Work to complete =
Every record must be repeated exactly, with no omission.
## Begin
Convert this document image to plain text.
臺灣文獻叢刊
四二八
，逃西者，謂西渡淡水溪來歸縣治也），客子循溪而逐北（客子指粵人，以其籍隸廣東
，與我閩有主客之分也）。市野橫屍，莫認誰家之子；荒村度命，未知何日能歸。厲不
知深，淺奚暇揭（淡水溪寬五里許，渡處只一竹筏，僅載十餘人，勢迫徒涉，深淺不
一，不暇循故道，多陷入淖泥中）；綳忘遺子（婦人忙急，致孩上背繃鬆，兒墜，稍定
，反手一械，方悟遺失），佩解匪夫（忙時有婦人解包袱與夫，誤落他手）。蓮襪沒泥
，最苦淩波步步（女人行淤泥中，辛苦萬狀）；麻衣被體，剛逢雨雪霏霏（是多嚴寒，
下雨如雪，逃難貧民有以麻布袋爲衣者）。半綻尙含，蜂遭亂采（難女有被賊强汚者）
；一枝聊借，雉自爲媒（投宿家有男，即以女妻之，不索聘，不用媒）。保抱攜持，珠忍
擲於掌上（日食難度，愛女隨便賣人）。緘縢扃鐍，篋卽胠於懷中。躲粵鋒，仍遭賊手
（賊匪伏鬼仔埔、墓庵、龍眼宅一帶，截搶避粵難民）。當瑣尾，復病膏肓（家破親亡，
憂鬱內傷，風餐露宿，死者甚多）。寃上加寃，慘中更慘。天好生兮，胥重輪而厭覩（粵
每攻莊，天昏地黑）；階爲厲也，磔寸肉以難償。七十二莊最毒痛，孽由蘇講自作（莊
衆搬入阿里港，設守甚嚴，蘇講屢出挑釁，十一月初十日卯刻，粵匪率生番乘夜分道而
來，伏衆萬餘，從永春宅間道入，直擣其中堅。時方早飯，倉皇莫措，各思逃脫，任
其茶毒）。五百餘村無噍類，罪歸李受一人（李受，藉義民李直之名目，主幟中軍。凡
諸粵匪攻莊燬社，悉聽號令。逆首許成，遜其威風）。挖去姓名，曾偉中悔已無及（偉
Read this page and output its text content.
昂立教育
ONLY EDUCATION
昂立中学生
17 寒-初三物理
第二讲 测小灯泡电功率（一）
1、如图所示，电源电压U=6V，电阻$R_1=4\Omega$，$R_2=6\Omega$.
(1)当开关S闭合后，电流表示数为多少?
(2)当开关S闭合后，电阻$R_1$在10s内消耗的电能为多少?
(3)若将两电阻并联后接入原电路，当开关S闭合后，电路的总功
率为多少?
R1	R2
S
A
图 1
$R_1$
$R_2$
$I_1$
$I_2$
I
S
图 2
## End
Answer below =
Convert this document image to plain text.
臺灣文獻叢刊
四二八
，逃西者，謂西渡淡水溪來歸縣治也），客子循溪而逐北（客子指粵人，以其籍隸廣東
，與我閩有主客之分也）。市野橫屍，莫認誰家之子；荒村度命，未知何日能歸。厲不
知深，淺奚暇揭（淡水溪寬五里許，渡處只一竹筏，僅載十餘人，勢迫徒涉，深淺不
一，不暇循故道，多陷入淖泥中）；綳忘遺子（婦人忙急，致孩上背繃鬆，兒墜，稍定
，反手一械，方悟遺失），佩解匪夫（忙時有婦人解包袱與夫，誤落他手）。蓮襪沒泥
，最苦淩波步步（女人行淤泥中，辛苦萬狀）；麻衣被體，剛逢雨雪霏霏（是多嚴寒，
下雨如雪，逃難貧民有以麻布袋爲衣者）。半綻尙含，蜂遭亂采（難女有被賊强汚者）
；一枝聊借，雉自爲媒（投宿家有男，即以女妻之，不索聘，不用媒）。保抱攜持，珠忍
擲於掌上（日食難度，愛女隨便賣人）。緘縢扃鐍，篋卽胠於懷中。躲粵鋒，仍遭賊手
（賊匪伏鬼仔埔、墓庵、龍眼宅一帶，截搶避粵難民）。當瑣尾，復病膏肓（家破親亡，
憂鬱內傷，風餐露宿，死者甚多）。寃上加寃，慘中更慘。天好生兮，胥重輪而厭覩（粵
每攻莊，天昏地黑）；階爲厲也，磔寸肉以難償。七十二莊最毒痛，孽由蘇講自作（莊
衆搬入阿里港，設守甚嚴，蘇講屢出挑釁，十一月初十日卯刻，粵匪率生番乘夜分道而
來，伏衆萬餘，從永春宅間道入，直擣其中堅。時方早飯，倉皇莫措，各思逃脫，任
其茶毒）。五百餘村無噍類，罪歸李受一人（李受，藉義民李直之名目，主幟中軍。凡
諸粵匪攻莊燬社，悉聽號令。逆首許成，遜其威風）。挖去姓名，曾偉中悔已無及（偉
Read this page and output its text content.
昂立教育
ONLY EDUCATION
昂立中学生
17 寒-初三物理
第二讲 测小灯泡电功率（一）
1、如图所示，电源电压U=6V，电阻$R_1=4\Omega$，$R_2=6\Omega$.
(1)当开关S闭合后，电流表示数为多少?
(2)当开关S闭合后，电阻$R_1$在10s内消耗的电能为多少?
(3)若将两电阻并联后接入原电路，当开关S闭合后，电路的总功
率为多少?
R1	R2
S
A
图 1
$R_1$
$R_2$
$I_1$
$I_2$
I
S
图 2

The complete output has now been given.